Dataset entries
########
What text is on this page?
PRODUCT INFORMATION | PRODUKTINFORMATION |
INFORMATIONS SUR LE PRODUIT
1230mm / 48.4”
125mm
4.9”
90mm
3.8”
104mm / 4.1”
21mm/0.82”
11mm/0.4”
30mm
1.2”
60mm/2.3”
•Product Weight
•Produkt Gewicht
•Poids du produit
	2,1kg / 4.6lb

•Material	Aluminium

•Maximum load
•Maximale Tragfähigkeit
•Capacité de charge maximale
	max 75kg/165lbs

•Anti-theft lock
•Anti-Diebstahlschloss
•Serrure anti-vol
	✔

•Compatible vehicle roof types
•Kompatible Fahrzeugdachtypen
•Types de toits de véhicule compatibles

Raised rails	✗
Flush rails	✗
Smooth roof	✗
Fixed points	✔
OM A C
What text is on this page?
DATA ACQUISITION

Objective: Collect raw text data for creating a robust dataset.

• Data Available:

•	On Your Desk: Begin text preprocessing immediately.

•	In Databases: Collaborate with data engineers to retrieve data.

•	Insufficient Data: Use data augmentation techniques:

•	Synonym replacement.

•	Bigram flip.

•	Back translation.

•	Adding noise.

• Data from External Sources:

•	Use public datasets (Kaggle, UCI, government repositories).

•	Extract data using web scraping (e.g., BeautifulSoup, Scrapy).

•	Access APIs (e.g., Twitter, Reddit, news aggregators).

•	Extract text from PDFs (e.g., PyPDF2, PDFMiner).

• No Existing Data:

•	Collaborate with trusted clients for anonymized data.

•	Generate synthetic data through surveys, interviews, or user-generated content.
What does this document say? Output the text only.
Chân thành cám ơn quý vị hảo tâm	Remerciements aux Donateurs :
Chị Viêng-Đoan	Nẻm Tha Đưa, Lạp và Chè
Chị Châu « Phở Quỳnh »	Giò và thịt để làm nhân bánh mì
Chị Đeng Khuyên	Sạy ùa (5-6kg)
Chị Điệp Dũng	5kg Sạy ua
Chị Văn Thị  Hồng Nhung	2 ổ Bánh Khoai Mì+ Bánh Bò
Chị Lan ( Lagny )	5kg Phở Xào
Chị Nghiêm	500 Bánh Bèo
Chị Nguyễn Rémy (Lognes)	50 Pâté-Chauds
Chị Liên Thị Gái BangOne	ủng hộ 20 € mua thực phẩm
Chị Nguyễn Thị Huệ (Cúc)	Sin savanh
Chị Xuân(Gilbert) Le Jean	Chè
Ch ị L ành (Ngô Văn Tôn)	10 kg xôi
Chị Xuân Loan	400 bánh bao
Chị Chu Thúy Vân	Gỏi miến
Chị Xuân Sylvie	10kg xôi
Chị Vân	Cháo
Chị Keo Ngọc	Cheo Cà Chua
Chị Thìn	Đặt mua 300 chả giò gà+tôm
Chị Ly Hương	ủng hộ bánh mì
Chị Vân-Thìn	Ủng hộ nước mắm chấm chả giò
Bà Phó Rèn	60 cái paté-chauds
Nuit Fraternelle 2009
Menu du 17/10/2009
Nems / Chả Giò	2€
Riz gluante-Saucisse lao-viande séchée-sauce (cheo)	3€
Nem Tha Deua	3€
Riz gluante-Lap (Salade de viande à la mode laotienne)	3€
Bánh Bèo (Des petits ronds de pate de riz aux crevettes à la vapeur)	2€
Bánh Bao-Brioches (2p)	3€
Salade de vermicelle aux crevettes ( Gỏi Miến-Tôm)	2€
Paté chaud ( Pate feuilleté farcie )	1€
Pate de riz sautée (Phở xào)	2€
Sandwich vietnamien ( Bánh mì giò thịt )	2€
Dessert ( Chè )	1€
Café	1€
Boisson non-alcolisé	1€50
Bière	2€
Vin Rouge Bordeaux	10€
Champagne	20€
########
Task objective
Return every entry exactly as given.

Correct answer
What text is on this page?
PRODUCT INFORMATION | PRODUKTINFORMATION |
INFORMATIONS SUR LE PRODUIT
1230mm / 48.4”
125mm
4.9”
90mm
3.8”
104mm / 4.1”
21mm/0.82”
11mm/0.4”
30mm
1.2”
60mm/2.3”
•Product Weight
•Produkt Gewicht
•Poids du produit
	2,1kg / 4.6lb

•Material	Aluminium

•Maximum load
•Maximale Tragfähigkeit
•Capacité de charge maximale
	max 75kg/165lbs

•Anti-theft lock
•Anti-Diebstahlschloss
•Serrure anti-vol
	✔

•Compatible vehicle roof types
•Kompatible Fahrzeugdachtypen
•Types de toits de véhicule compatibles

Raised rails	✗
Flush rails	✗
Smooth roof	✗
Fixed points	✔
OM A C
What text is on this page?
DATA ACQUISITION

Objective: Collect raw text data for creating a robust dataset.

• Data Available:

•	On Your Desk: Begin text preprocessing immediately.

•	In Databases: Collaborate with data engineers to retrieve data.

•	Insufficient Data: Use data augmentation techniques:

•	Synonym replacement.

•	Bigram flip.

•	Back translation.

•	Adding noise.

• Data from External Sources:

•	Use public datasets (Kaggle, UCI, government repositories).

•	Extract data using web scraping (e.g., BeautifulSoup, Scrapy).

•	Access APIs (e.g., Twitter, Reddit, news aggregators).

•	Extract text from PDFs (e.g., PyPDF2, PDFMiner).

• No Existing Data:

•	Collaborate with trusted clients for anonymized data.

•	Generate synthetic data through surveys, interviews, or user-generated content.
What does this document say? Output the text only.
Chân thành cám ơn quý vị hảo tâm	Remerciements aux Donateurs :
Chị Viêng-Đoan	Nẻm Tha Đưa, Lạp và Chè
Chị Châu « Phở Quỳnh »	Giò và thịt để làm nhân bánh mì
Chị Đeng Khuyên	Sạy ùa (5-6kg)
Chị Điệp Dũng	5kg Sạy ua
Chị Văn Thị  Hồng Nhung	2 ổ Bánh Khoai Mì+ Bánh Bò
Chị Lan ( Lagny )	5kg Phở Xào
Chị Nghiêm	500 Bánh Bèo
Chị Nguyễn Rémy (Lognes)	50 Pâté-Chauds
Chị Liên Thị Gái BangOne	ủng hộ 20 € mua thực phẩm
Chị Nguyễn Thị Huệ (Cúc)	Sin savanh
Chị Xuân(Gilbert) Le Jean	Chè
Ch ị L ành (Ngô Văn Tôn)	10 kg xôi
Chị Xuân Loan	400 bánh bao
Chị Chu Thúy Vân	Gỏi miến
Chị Xuân Sylvie	10kg xôi
Chị Vân	Cháo
Chị Keo Ngọc	Cheo Cà Chua
Chị Thìn	Đặt mua 300 chả giò gà+tôm
Chị Ly Hương	ủng hộ bánh mì
Chị Vân-Thìn	Ủng hộ nước mắm chấm chả giò
Bà Phó Rèn	60 cái paté-chauds
Nuit Fraternelle 2009
Menu du 17/10/2009
Nems / Chả Giò	2€
Riz gluante-Saucisse lao-viande séchée-sauce (cheo)	3€
Nem Tha Deua	3€
Riz gluante-Lap (Salade de viande à la mode laotienne)	3€
Bánh Bèo (Des petits ronds de pate de riz aux crevettes à la vapeur)	2€
Bánh Bao-Brioches (2p)	3€
Salade de vermicelle aux crevettes ( Gỏi Miến-Tôm)	2€
Paté chaud ( Pate feuilleté farcie )	1€
Pate de riz sautée (Phở xào)	2€
Sandwich vietnamien ( Bánh mì giò thịt )	2€
Dessert ( Chè )	1€
Café	1€
Boisson non-alcolisé	1€50
Bière	2€
Vin Rouge Bordeaux	10€
Champagne	20€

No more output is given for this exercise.